WHAT TO PRODUCE: Would you repeat the listing exactly but omit every picture?

Dataset entries on figures:
----------------

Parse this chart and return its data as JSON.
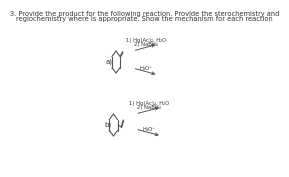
{
  "title_line1": "3. Provide the product for the following reaction. Provide the sterochemistry and",
  "title_line2": "regiochemistry where is appropriate. Show the mechanism for each reaction",
  "title_fontsize": 4.8,
  "label_a": "a)",
  "label_b": "b)",
  "rxn_1_line1": "1) Hg(Ac)₂, H₂O",
  "rxn_1_line2": "2) NaBH₄",
  "rxn_2_label": "H₃O⁺",
  "text_color": "#333333",
  "bg_color": "#ffffff",
  "line_color": "#555555",
  "arrow_color": "#555555",
  "mol_lw": 0.8,
  "arrow_lw": 0.7
}
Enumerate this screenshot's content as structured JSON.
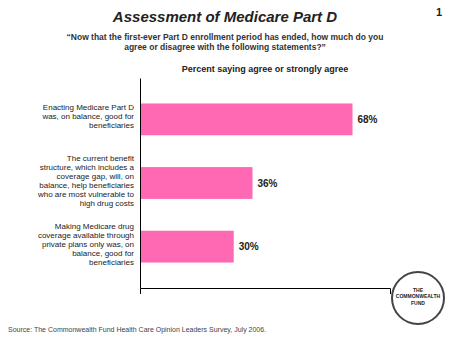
{
  "chart_data": {
    "type": "bar",
    "orientation": "horizontal",
    "title": "Assessment of Medicare Part D",
    "subtitle": "“Now that the first-ever Part D enrollment period has ended, how much do you\nagree or disagree with the following statements?”",
    "xlabel": "Percent saying agree or strongly agree",
    "categories": [
      "Making Medicare drug\ncoverage available through\nprivate plans only was, on\nbalance, good for\nbeneficiaries",
      "The current benefit\nstructure, which includes a\ncoverage gap, will, on\nbalance, help beneficiaries\nwho are most vulnerable to\nhigh drug costs",
      "Enacting Medicare Part D\nwas, on balance, good for\nbeneficiaries"
    ],
    "values": [
      30,
      36,
      68
    ],
    "value_labels": [
      "30%",
      "36%",
      "68%"
    ],
    "data_labels": true,
    "color": "#FF69B4",
    "xlim": [
      0,
      80
    ],
    "xticks": [],
    "tick_labels": "y",
    "annotations": [
      "Source: The Commonwealth Fund Health Care Opinion Leaders Survey, July 2006.",
      "1",
      "THE\nCOMMONWEALTH\nFUND"
    ]
  }
}
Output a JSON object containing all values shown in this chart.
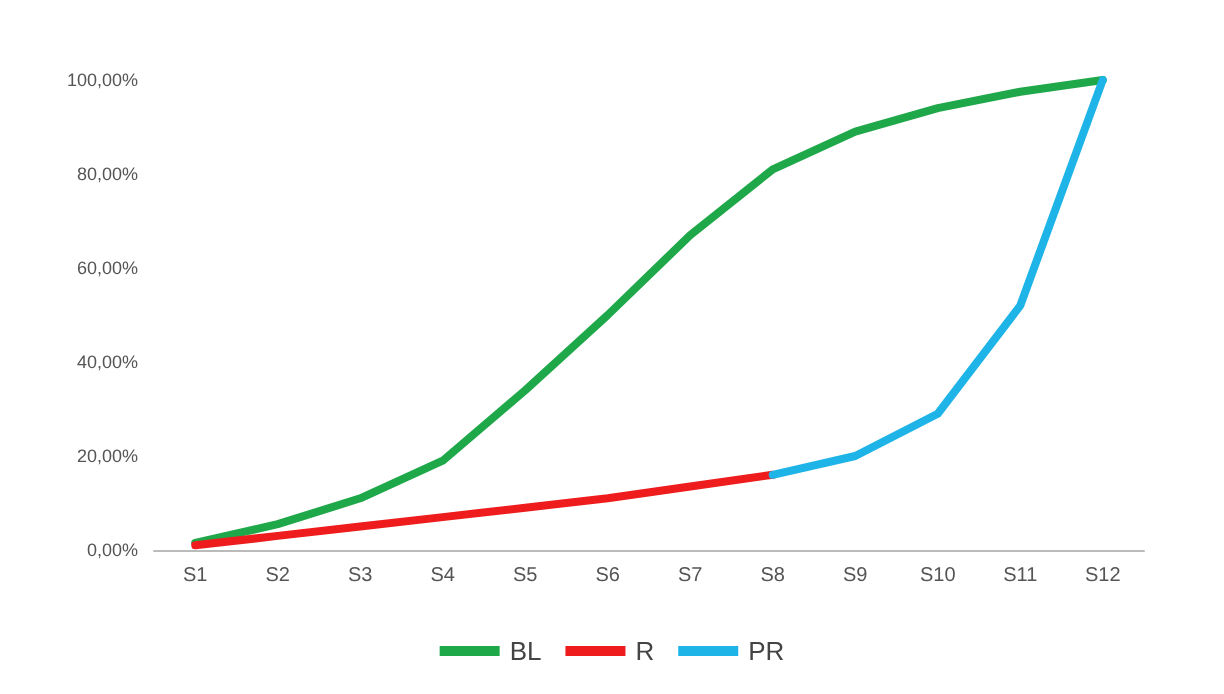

----------------

EXPECTED ANSWER:
Parse this chart and return its data as JSON.
{
  "title_line1": "3. Provide the product for the following reaction. Provide the sterochemistry and",
  "title_line2": "regiochemistry where is appropriate. Show the mechanism for each reaction",
  "title_fontsize": 4.8,
  "label_a": "a)",
  "label_b": "b)",
  "rxn_1_line1": "1) Hg(Ac)₂, H₂O",
  "rxn_1_line2": "2) NaBH₄",
  "rxn_2_label": "H₃O⁺",
  "text_color": "#333333",
  "bg_color": "#ffffff",
  "line_color": "#555555",
  "arrow_color": "#555555",
  "mol_lw": 0.8,
  "arrow_lw": 0.7
}
Enumerate this screenshot's content as structured JSON.
{
  "chart_data": {
    "type": "bar",
    "orientation": "horizontal",
    "title": "Assessment of Medicare Part D",
    "subtitle": "“Now that the first-ever Part D enrollment period has ended, how much do you\nagree or disagree with the following statements?”",
    "xlabel": "Percent saying agree or strongly agree",
    "categories": [
      "Making Medicare drug\ncoverage available through\nprivate plans only was, on\nbalance, good for\nbeneficiaries",
      "The current benefit\nstructure, which includes a\ncoverage gap, will, on\nbalance, help beneficiaries\nwho are most vulnerable to\nhigh drug costs",
      "Enacting Medicare Part D\nwas, on balance, good for\nbeneficiaries"
    ],
    "values": [
      30,
      36,
      68
    ],
    "value_labels": [
      "30%",
      "36%",
      "68%"
    ],
    "data_labels": true,
    "color": "#FF69B4",
    "xlim": [
      0,
      80
    ],
    "xticks": [],
    "tick_labels": "y",
    "annotations": [
      "Source: The Commonwealth Fund Health Care Opinion Leaders Survey, July 2006.",
      "1",
      "THE\nCOMMONWEALTH\nFUND"
    ]
  }
}
Output a JSON object containing all values shown in this chart.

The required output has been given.